Read the listing below and copy out every line that holds "object".

[INPUT DATA]
_ _ _ _ _ _ _
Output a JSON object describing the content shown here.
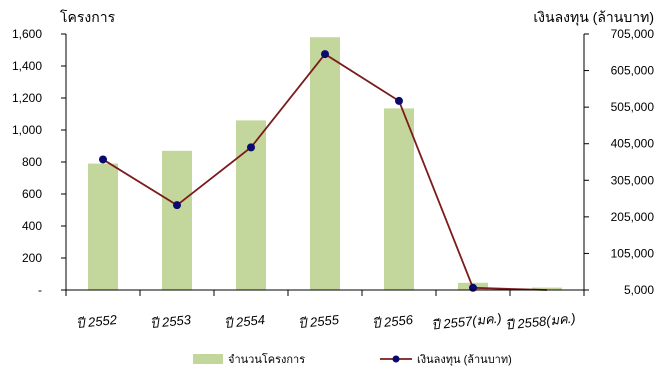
_ _ _ _ _ _ _
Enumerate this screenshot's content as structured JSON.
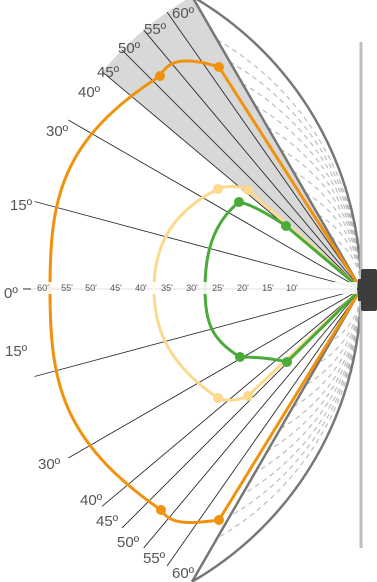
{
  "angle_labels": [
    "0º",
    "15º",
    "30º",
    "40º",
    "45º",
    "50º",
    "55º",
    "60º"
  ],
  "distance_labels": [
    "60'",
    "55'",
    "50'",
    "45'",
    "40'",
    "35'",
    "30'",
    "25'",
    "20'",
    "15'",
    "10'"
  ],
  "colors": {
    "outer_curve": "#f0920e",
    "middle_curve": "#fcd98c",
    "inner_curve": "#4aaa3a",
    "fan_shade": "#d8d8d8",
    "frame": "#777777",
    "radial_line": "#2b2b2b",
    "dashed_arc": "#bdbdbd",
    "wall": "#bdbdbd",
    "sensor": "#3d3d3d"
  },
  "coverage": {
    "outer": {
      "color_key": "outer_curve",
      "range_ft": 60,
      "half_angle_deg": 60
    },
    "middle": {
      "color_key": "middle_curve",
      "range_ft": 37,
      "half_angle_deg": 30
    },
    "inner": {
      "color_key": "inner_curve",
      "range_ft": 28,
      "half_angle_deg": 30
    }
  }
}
_ _ _ _ _ _ _
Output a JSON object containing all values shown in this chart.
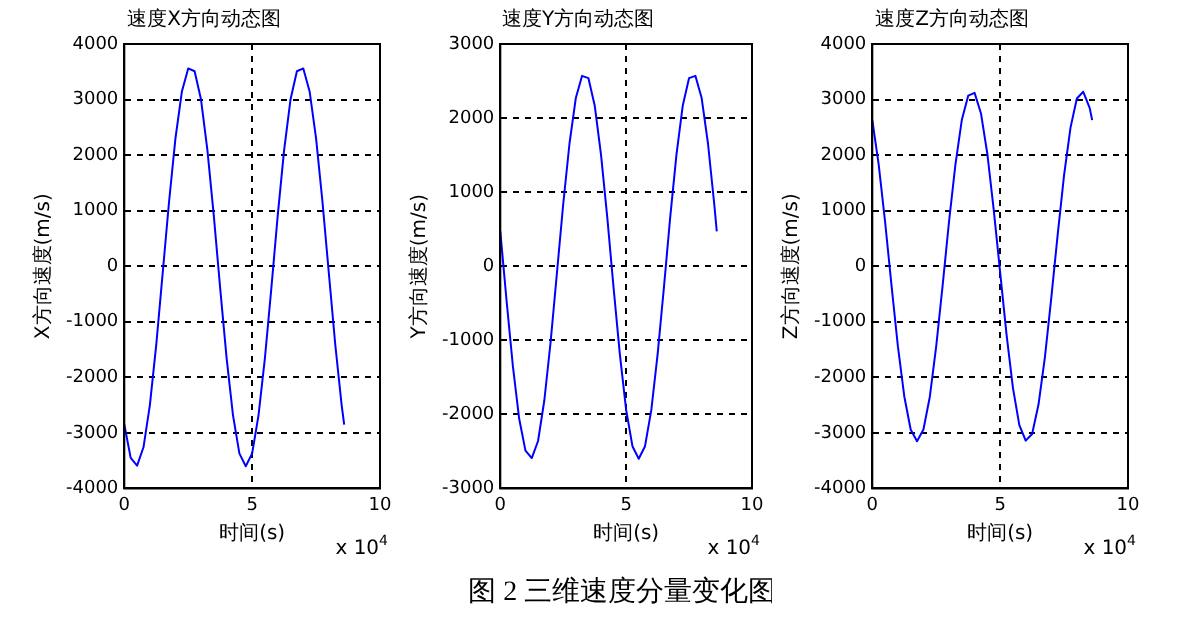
_ _ _ _ _ _ _
[RESPONSE]
Output a JSON object describing the content shown here.
Output a JSON object containing all values shown in this chart.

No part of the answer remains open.